EXERCISE SET:
A) In the beef ban article, on what dates is the European summit scheduled?
B) Reproduce the passage of the beef ban article starting with "In a statement" and going on through "Court of Justice.".

The British Government's patience with the ban finally ran out yesterday when ministers signed up to the Prime Minister's high-risk decision to embark on one of the most dramatic confrontations within the community since General de Gaulle operated the "empty chair" policy of boycotting meetings a generation ago.
The Government yesterday responded to the resounding defeat of its call for easing of the beef ban by serving notice that it would use its veto to block every decision it can unless the required majority of member countries starts allowing the export of British beef and beef products.
In a statement to the Commons in the wake of European vets' decision to reject the European Commission's call to lift the ban on tallow, gelatine and bull semen, Mr Major also announced that the Government would begin an emergency action for rulings against the ban at the European Court of Justice.
If there is no change of heart over the next month by Britain's opponents and the European Court of Justice fails to rule in favour of Britain within the next month, the new policy is expected to block further progress in the Inter-Governmental Conference, and cause havoc at the European summit on 21-22 June. Mr Major told the Commons yesterday that without progress he would ensure the summit "would be dominated by the beef issue".
The immediate effect will be to block two EU directives which require unanimous support - a convention on insolvency which is aimed to enforce cross-border co-operation in dealing with bankrupt companies and, more crucially, the setting up of "Europol", the embryo European police force.
The measures are easily the most draconian in any dispute between Britain and her European partners since Margaret Thatcher went to the brink over the UK funds rebate in the run-up to the Fontainbleau summit in 1985; although ministers rejected a full-scale boycott of EU meetings.

[Stored items from a collection]
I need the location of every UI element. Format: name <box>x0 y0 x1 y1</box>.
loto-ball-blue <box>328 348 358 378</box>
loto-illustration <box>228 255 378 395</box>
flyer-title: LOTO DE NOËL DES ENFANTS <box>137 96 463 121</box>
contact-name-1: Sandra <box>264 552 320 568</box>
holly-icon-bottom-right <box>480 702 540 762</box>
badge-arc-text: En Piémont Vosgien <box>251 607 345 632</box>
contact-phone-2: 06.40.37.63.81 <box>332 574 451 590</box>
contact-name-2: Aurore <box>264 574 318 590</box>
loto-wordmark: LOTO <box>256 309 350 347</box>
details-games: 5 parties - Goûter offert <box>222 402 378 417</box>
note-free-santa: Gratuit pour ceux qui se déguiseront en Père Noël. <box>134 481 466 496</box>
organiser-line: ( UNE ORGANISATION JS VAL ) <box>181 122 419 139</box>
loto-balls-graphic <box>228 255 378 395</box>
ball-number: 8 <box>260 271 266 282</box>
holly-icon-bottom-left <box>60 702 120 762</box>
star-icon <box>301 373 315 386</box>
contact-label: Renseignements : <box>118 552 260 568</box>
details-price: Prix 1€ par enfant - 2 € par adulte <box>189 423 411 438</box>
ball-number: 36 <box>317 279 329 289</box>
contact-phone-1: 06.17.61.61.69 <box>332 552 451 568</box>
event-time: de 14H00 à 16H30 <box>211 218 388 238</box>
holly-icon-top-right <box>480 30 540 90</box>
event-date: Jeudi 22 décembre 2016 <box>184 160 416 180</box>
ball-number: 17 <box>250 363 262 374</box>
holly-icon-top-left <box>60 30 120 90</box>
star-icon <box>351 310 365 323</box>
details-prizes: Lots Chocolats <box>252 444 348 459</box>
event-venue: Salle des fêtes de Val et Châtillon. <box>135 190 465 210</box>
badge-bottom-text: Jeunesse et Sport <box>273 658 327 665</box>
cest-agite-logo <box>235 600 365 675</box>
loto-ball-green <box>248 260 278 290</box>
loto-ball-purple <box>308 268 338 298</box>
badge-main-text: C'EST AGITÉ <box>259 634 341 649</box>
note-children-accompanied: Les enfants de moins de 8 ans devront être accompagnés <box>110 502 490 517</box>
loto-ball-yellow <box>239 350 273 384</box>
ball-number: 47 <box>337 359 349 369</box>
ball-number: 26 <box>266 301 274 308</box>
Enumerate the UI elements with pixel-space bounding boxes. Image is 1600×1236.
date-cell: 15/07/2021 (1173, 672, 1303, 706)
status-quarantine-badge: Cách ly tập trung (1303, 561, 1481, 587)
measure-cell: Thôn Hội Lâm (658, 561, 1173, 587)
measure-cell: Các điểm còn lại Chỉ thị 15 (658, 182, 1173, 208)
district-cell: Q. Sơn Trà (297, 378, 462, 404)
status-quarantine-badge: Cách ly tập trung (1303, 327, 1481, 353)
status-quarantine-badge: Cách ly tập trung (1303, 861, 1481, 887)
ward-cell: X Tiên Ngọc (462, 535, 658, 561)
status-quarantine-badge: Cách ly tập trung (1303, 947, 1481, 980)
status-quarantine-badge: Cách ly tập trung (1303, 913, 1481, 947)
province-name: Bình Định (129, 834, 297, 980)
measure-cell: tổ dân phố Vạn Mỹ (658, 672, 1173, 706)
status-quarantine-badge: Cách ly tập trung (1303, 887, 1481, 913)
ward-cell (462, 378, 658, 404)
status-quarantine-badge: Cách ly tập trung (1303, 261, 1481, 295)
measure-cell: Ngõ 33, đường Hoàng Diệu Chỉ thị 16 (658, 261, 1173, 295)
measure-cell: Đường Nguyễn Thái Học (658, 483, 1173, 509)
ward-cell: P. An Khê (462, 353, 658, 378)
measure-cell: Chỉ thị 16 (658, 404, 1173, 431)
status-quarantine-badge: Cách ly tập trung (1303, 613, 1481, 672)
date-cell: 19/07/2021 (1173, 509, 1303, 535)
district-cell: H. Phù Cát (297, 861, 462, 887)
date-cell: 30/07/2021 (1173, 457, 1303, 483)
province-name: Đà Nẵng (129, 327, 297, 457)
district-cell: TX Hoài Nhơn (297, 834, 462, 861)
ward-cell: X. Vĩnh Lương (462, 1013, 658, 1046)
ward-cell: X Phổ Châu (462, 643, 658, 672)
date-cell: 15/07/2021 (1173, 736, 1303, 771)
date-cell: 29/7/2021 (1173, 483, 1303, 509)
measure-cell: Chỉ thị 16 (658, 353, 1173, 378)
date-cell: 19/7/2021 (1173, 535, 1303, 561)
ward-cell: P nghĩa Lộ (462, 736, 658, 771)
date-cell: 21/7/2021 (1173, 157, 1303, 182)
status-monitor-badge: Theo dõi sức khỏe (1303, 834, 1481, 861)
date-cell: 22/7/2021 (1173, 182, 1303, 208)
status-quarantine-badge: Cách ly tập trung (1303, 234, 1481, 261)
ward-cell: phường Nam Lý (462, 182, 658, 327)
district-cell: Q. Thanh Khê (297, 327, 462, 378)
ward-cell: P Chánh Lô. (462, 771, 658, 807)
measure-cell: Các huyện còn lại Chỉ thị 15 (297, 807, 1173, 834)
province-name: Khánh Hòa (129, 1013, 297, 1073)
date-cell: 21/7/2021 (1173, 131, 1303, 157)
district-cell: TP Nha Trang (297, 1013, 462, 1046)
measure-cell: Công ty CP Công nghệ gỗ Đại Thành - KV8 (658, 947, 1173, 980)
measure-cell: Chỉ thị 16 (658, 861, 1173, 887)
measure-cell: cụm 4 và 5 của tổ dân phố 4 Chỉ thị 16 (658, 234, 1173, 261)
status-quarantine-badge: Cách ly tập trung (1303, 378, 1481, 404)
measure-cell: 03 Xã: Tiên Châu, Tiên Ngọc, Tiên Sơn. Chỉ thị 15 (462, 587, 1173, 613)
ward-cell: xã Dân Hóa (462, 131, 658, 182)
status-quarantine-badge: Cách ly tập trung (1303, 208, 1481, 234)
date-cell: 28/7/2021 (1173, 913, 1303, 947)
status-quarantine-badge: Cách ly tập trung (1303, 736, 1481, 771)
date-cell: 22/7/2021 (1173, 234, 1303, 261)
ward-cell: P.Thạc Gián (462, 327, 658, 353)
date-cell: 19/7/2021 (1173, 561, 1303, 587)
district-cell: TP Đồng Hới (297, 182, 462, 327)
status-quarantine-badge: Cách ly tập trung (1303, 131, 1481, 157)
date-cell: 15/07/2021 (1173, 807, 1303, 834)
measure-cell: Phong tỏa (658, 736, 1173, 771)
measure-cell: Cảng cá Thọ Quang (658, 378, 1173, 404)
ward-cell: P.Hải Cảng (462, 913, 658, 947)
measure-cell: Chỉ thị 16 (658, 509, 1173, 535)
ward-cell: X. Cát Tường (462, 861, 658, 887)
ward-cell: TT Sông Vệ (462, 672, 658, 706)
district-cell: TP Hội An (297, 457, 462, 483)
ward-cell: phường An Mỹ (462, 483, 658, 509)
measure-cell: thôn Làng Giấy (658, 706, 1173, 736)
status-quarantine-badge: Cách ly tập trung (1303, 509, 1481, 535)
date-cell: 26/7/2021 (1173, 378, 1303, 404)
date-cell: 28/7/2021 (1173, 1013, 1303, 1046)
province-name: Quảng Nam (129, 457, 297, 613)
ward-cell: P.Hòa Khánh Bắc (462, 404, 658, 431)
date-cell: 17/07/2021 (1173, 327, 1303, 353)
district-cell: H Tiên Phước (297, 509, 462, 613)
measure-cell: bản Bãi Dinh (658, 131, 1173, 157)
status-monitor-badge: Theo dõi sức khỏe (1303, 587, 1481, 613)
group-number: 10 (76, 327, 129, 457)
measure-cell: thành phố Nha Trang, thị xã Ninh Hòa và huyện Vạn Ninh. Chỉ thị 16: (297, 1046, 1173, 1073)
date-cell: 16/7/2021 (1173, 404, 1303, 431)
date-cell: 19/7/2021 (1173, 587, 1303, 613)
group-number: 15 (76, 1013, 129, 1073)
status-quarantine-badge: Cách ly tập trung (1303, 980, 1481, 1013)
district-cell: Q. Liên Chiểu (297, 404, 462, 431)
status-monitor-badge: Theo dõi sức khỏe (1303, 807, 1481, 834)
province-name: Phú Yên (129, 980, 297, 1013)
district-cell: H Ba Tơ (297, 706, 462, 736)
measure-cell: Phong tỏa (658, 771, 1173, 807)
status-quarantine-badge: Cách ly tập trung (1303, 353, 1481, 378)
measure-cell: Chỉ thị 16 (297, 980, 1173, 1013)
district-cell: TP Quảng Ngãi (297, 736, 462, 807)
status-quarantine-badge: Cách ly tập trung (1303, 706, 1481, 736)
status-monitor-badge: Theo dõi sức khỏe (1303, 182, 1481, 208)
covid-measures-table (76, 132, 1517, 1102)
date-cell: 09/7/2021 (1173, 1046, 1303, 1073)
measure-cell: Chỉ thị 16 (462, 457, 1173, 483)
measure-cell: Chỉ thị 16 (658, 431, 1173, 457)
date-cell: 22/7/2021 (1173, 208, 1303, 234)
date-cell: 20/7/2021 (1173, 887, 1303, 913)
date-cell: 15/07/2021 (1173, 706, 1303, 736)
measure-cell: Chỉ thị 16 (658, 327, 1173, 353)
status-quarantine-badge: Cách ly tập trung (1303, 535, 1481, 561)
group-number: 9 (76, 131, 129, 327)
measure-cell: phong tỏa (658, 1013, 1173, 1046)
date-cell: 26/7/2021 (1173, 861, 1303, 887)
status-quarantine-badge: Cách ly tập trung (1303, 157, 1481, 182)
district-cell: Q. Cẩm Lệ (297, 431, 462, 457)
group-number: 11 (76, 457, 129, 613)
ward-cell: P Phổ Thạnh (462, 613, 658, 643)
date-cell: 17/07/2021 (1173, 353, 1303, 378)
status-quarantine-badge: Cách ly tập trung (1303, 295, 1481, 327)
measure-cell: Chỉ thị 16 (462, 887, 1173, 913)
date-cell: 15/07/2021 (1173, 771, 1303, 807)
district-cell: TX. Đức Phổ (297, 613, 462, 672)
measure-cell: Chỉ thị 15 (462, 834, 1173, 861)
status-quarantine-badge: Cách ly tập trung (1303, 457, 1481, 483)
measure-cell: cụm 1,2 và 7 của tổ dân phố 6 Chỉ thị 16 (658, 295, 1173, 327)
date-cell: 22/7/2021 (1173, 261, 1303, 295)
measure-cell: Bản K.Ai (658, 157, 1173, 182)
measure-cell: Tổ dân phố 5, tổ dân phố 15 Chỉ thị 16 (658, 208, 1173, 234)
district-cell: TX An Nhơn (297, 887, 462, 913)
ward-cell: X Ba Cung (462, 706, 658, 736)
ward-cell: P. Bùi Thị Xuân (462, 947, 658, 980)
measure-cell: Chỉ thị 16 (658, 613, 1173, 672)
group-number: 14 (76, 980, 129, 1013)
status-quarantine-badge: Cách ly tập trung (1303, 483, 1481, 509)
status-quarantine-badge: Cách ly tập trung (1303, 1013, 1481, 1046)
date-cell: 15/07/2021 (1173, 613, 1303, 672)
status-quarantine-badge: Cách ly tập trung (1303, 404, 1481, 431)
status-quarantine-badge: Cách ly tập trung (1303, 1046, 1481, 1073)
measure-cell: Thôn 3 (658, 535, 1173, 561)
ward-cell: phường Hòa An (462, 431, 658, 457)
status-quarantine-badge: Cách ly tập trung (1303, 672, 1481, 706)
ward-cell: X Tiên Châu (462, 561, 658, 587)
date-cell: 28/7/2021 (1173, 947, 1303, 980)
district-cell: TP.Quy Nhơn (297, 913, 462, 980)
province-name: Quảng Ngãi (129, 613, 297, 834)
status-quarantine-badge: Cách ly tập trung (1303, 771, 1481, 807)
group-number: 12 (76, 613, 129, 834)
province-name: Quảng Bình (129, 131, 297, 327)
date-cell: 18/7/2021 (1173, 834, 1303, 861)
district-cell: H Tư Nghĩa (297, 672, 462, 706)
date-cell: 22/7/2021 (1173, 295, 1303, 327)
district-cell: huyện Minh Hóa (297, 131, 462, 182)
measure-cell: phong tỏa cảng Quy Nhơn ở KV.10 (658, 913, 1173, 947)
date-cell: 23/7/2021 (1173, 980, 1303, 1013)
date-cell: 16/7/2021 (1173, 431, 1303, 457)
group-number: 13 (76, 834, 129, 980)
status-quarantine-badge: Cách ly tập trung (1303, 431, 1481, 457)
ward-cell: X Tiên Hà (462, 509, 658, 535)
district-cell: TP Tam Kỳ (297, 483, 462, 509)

ANSWERS IN ORDER:
A) 21-22 June

B)
In a statement to the Commons in the wake of European vets' decision to reject the European Commission's call to lift the ban on tallow, gelatine and bull semen, Mr Major also announced that the Government would begin an emergency action for rulings against the ban at the European Court of Justice.